---------- AVAILABLE RECORDS
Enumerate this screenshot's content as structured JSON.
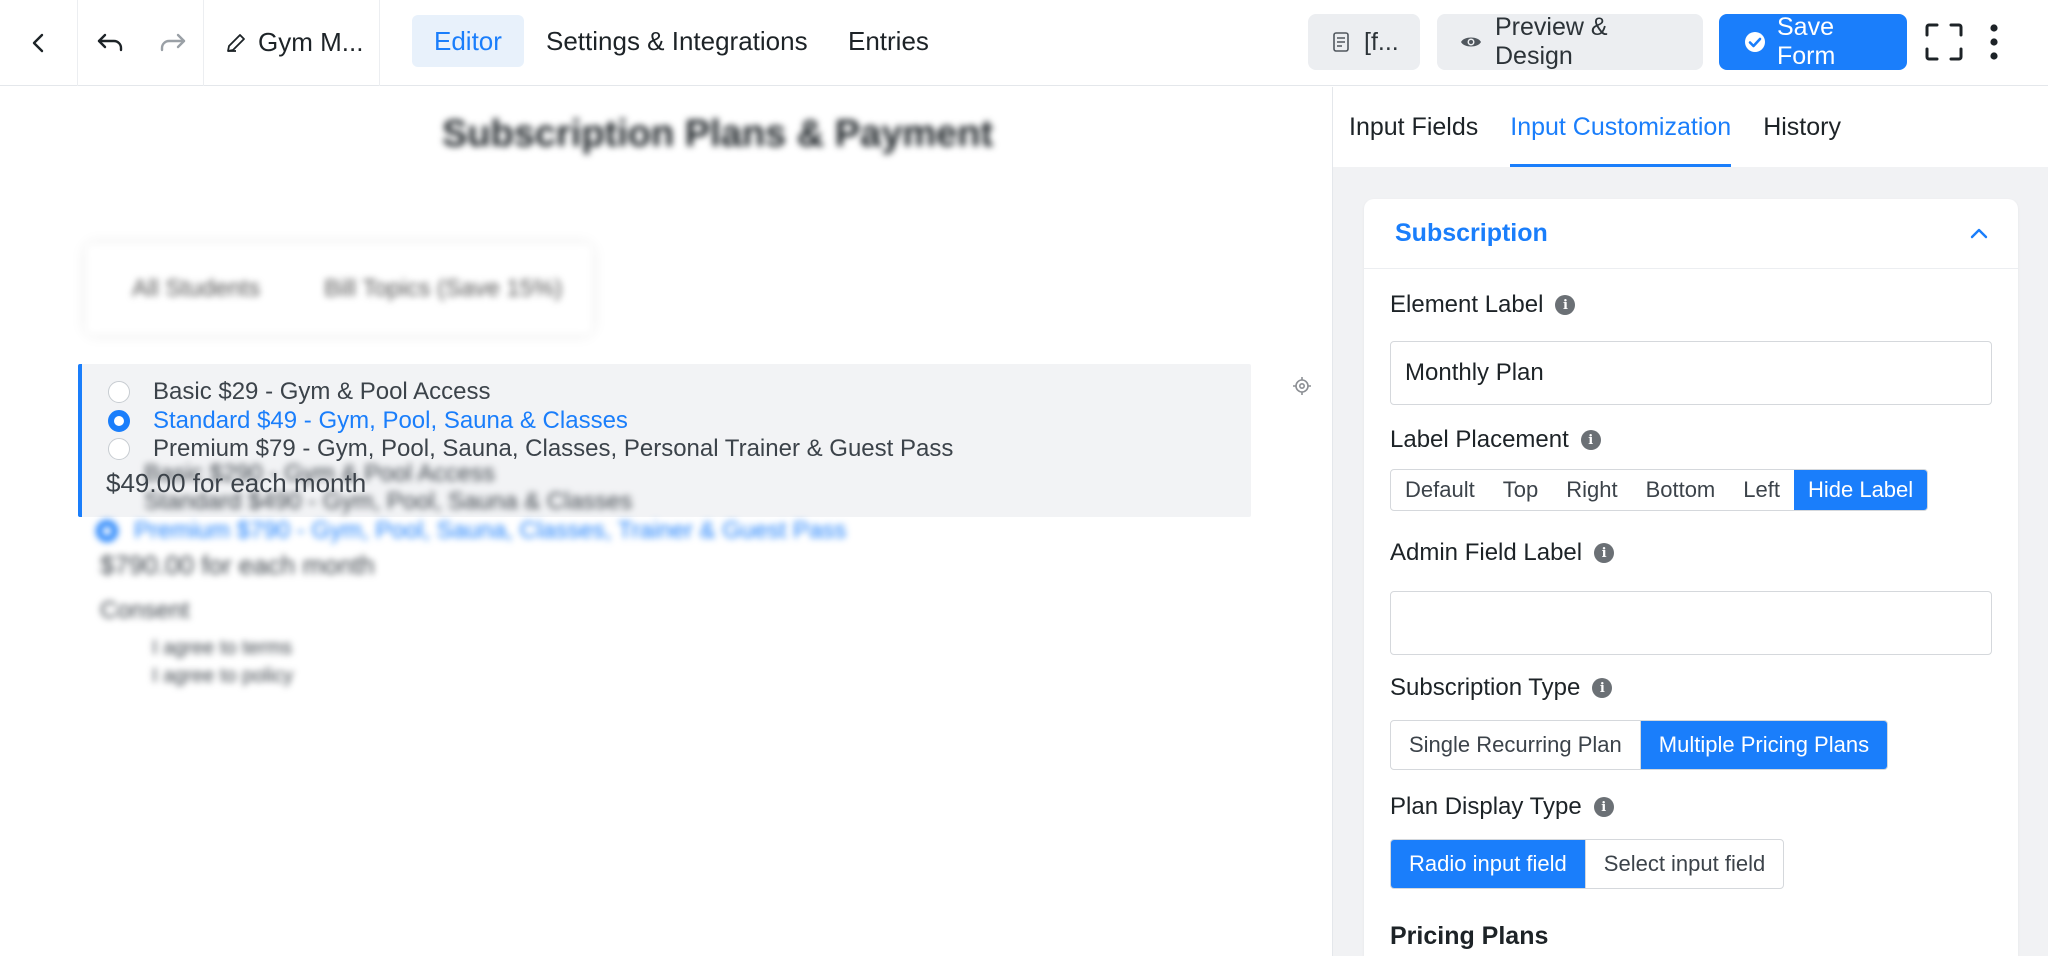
{
  "topbar": {
    "form_title": "Gym M...",
    "nav": {
      "editor": "Editor",
      "settings": "Settings & Integrations",
      "entries": "Entries"
    },
    "shortcode_label": "[f...",
    "preview_label": "Preview & Design",
    "save_label": "Save Form"
  },
  "canvas": {
    "form_title": "Subscription Plans & Payment",
    "blurred_tabs": [
      "All Students",
      "Bill Topics (Save 15%)"
    ],
    "plan_field": {
      "options": [
        {
          "label": "Basic $29 - Gym & Pool Access",
          "selected": false
        },
        {
          "label": "Standard $49 - Gym, Pool, Sauna & Classes",
          "selected": true
        },
        {
          "label": "Premium $79 - Gym, Pool, Sauna, Classes, Personal Trainer & Guest Pass",
          "selected": false
        }
      ],
      "price_note": "$49.00 for each month"
    },
    "blurred_field": {
      "options": [
        "Basic $290 - Gym & Pool Access",
        "Standard $490 - Gym, Pool, Sauna & Classes",
        "Premium $790 - Gym, Pool, Sauna, Classes, Trainer & Guest Pass"
      ],
      "price_note": "$790.00 for each month"
    },
    "blurred_checkbox": {
      "label": "Consent",
      "options": [
        "I agree to terms",
        "I agree to policy"
      ]
    }
  },
  "panel": {
    "tabs": [
      "Input Fields",
      "Input Customization",
      "History"
    ],
    "active_tab": "Input Customization",
    "section_title": "Subscription",
    "element_label": {
      "label": "Element Label",
      "value": "Monthly Plan"
    },
    "label_placement": {
      "label": "Label Placement",
      "options": [
        "Default",
        "Top",
        "Right",
        "Bottom",
        "Left",
        "Hide Label"
      ],
      "selected": "Hide Label"
    },
    "admin_field_label": {
      "label": "Admin Field Label",
      "value": ""
    },
    "subscription_type": {
      "label": "Subscription Type",
      "options": [
        "Single Recurring Plan",
        "Multiple Pricing Plans"
      ],
      "selected": "Multiple Pricing Plans"
    },
    "plan_display_type": {
      "label": "Plan Display Type",
      "options": [
        "Radio input field",
        "Select input field"
      ],
      "selected": "Radio input field"
    },
    "pricing_plans_heading": "Pricing Plans"
  },
  "colors": {
    "accent": "#1a7efb",
    "panel_bg": "#f1f2f4",
    "active_field_bg": "#f2f3f5"
  }
}
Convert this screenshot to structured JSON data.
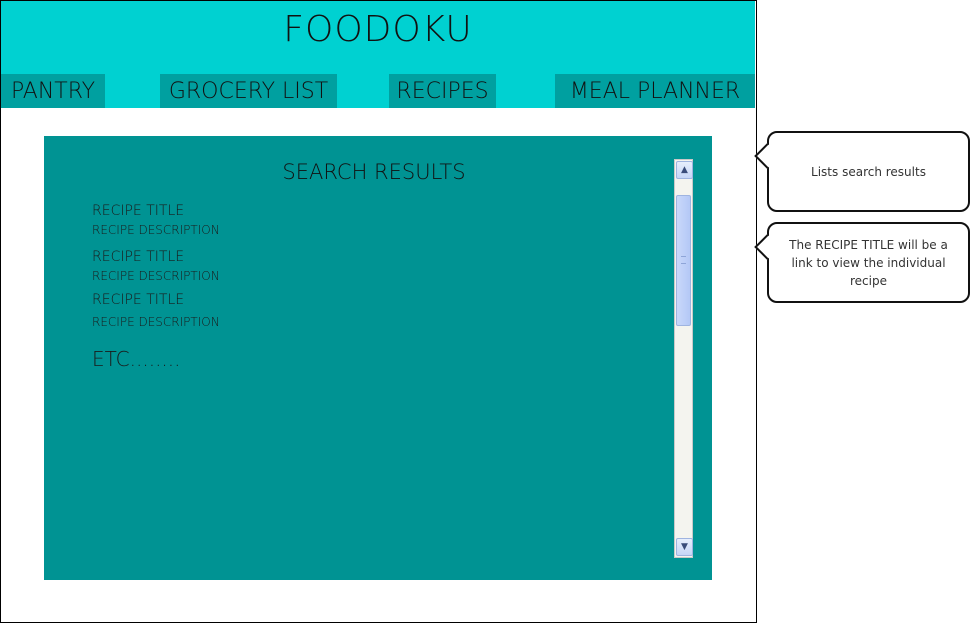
{
  "app": {
    "title": "FOODOKU"
  },
  "nav": {
    "tabs": [
      {
        "label": "PANTRY"
      },
      {
        "label": "GROCERY LIST"
      },
      {
        "label": "RECIPES"
      },
      {
        "label": "MEAL PLANNER"
      }
    ]
  },
  "results": {
    "heading": "SEARCH RESULTS",
    "items": [
      {
        "title": "RECIPE TITLE",
        "description": "RECIPE DESCRIPTION"
      },
      {
        "title": "RECIPE TITLE",
        "description": "RECIPE DESCRIPTION"
      },
      {
        "title": "RECIPE TITLE",
        "description": "RECIPE DESCRIPTION"
      }
    ],
    "more": "ETC........"
  },
  "scrollbar": {
    "up_icon": "chevron-up-icon",
    "down_icon": "chevron-down-icon"
  },
  "annotations": {
    "search_note": "Lists search results",
    "link_note": "The RECIPE TITLE will be a link to view the individual recipe"
  },
  "colors": {
    "header_bg": "#00d1d1",
    "tab_bg": "#00a0a0",
    "panel_bg": "#009393"
  }
}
--------------------
• [JOB]: Return the listing above word for word, with the pictures removed.

• [WRITTEN RESPONSE]:
Enumerate this screenshot's content as structured JSON.
{
  "topbar": {
    "form_title": "Gym M...",
    "nav": {
      "editor": "Editor",
      "settings": "Settings & Integrations",
      "entries": "Entries"
    },
    "shortcode_label": "[f...",
    "preview_label": "Preview & Design",
    "save_label": "Save Form"
  },
  "canvas": {
    "form_title": "Subscription Plans & Payment",
    "blurred_tabs": [
      "All Students",
      "Bill Topics (Save 15%)"
    ],
    "plan_field": {
      "options": [
        {
          "label": "Basic $29 - Gym & Pool Access",
          "selected": false
        },
        {
          "label": "Standard $49 - Gym, Pool, Sauna & Classes",
          "selected": true
        },
        {
          "label": "Premium $79 - Gym, Pool, Sauna, Classes, Personal Trainer & Guest Pass",
          "selected": false
        }
      ],
      "price_note": "$49.00 for each month"
    },
    "blurred_field": {
      "options": [
        "Basic $290 - Gym & Pool Access",
        "Standard $490 - Gym, Pool, Sauna & Classes",
        "Premium $790 - Gym, Pool, Sauna, Classes, Trainer & Guest Pass"
      ],
      "price_note": "$790.00 for each month"
    },
    "blurred_checkbox": {
      "label": "Consent",
      "options": [
        "I agree to terms",
        "I agree to policy"
      ]
    }
  },
  "panel": {
    "tabs": [
      "Input Fields",
      "Input Customization",
      "History"
    ],
    "active_tab": "Input Customization",
    "section_title": "Subscription",
    "element_label": {
      "label": "Element Label",
      "value": "Monthly Plan"
    },
    "label_placement": {
      "label": "Label Placement",
      "options": [
        "Default",
        "Top",
        "Right",
        "Bottom",
        "Left",
        "Hide Label"
      ],
      "selected": "Hide Label"
    },
    "admin_field_label": {
      "label": "Admin Field Label",
      "value": ""
    },
    "subscription_type": {
      "label": "Subscription Type",
      "options": [
        "Single Recurring Plan",
        "Multiple Pricing Plans"
      ],
      "selected": "Multiple Pricing Plans"
    },
    "plan_display_type": {
      "label": "Plan Display Type",
      "options": [
        "Radio input field",
        "Select input field"
      ],
      "selected": "Radio input field"
    },
    "pricing_plans_heading": "Pricing Plans"
  },
  "colors": {
    "accent": "#1a7efb",
    "panel_bg": "#f1f2f4",
    "active_field_bg": "#f2f3f5"
  }
}
Convert this screenshot to structured JSON data.
{
  "app": {
    "title": "FOODOKU"
  },
  "nav": {
    "tabs": [
      {
        "label": "PANTRY"
      },
      {
        "label": "GROCERY LIST"
      },
      {
        "label": "RECIPES"
      },
      {
        "label": "MEAL PLANNER"
      }
    ]
  },
  "results": {
    "heading": "SEARCH RESULTS",
    "items": [
      {
        "title": "RECIPE TITLE",
        "description": "RECIPE DESCRIPTION"
      },
      {
        "title": "RECIPE TITLE",
        "description": "RECIPE DESCRIPTION"
      },
      {
        "title": "RECIPE TITLE",
        "description": "RECIPE DESCRIPTION"
      }
    ],
    "more": "ETC........"
  },
  "scrollbar": {
    "up_icon": "chevron-up-icon",
    "down_icon": "chevron-down-icon"
  },
  "annotations": {
    "search_note": "Lists search results",
    "link_note": "The RECIPE TITLE will be a link to view the individual recipe"
  },
  "colors": {
    "header_bg": "#00d1d1",
    "tab_bg": "#00a0a0",
    "panel_bg": "#009393"
  }
}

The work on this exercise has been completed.